> _Task brief_
Reproduce the listing below character for character; drop every image.

__________________________________________________

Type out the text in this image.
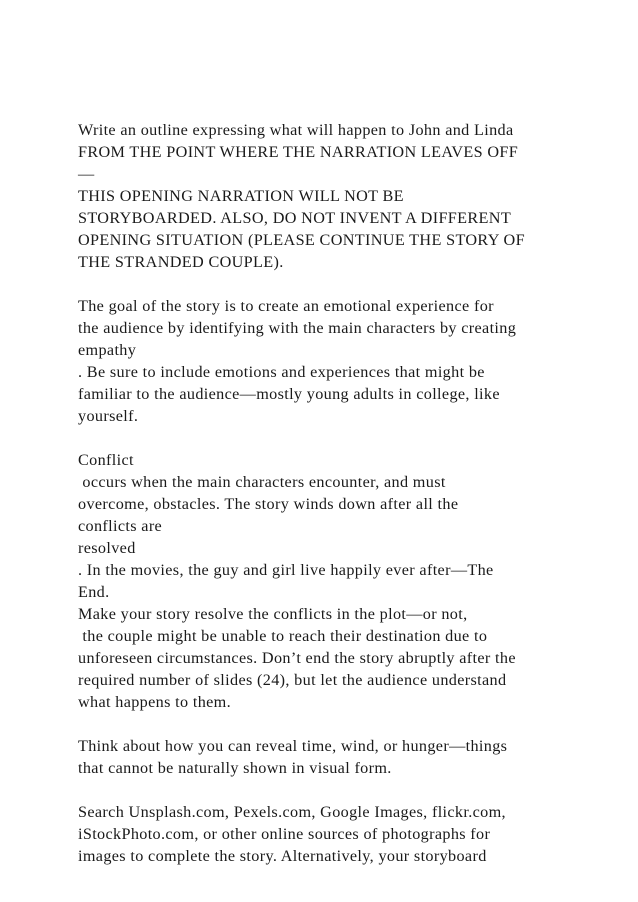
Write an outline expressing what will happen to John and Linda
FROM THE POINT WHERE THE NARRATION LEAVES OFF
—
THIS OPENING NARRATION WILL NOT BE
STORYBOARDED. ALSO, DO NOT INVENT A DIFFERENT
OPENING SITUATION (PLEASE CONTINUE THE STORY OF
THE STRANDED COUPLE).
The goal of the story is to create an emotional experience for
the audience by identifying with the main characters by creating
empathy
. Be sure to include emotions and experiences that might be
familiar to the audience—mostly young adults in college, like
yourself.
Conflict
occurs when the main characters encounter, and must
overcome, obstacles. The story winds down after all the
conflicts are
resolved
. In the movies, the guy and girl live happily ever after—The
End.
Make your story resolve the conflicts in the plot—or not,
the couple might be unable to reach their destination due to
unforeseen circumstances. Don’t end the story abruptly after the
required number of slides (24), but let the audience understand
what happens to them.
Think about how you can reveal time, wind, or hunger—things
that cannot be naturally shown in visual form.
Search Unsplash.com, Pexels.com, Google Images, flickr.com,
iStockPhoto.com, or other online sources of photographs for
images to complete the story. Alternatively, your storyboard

__________________________________________________

> _Complete answer_
Type out the text in this image.
Write an outline expressing what will happen to John and Linda
FROM THE POINT WHERE THE NARRATION LEAVES OFF
—
THIS OPENING NARRATION WILL NOT BE
STORYBOARDED. ALSO, DO NOT INVENT A DIFFERENT
OPENING SITUATION (PLEASE CONTINUE THE STORY OF
THE STRANDED COUPLE).
The goal of the story is to create an emotional experience for
the audience by identifying with the main characters by creating
empathy
. Be sure to include emotions and experiences that might be
familiar to the audience—mostly young adults in college, like
yourself.
Conflict
occurs when the main characters encounter, and must
overcome, obstacles. The story winds down after all the
conflicts are
resolved
. In the movies, the guy and girl live happily ever after—The
End.
Make your story resolve the conflicts in the plot—or not,
the couple might be unable to reach their destination due to
unforeseen circumstances. Don’t end the story abruptly after the
required number of slides (24), but let the audience understand
what happens to them.
Think about how you can reveal time, wind, or hunger—things
that cannot be naturally shown in visual form.
Search Unsplash.com, Pexels.com, Google Images, flickr.com,
iStockPhoto.com, or other online sources of photographs for
images to complete the story. Alternatively, your storyboard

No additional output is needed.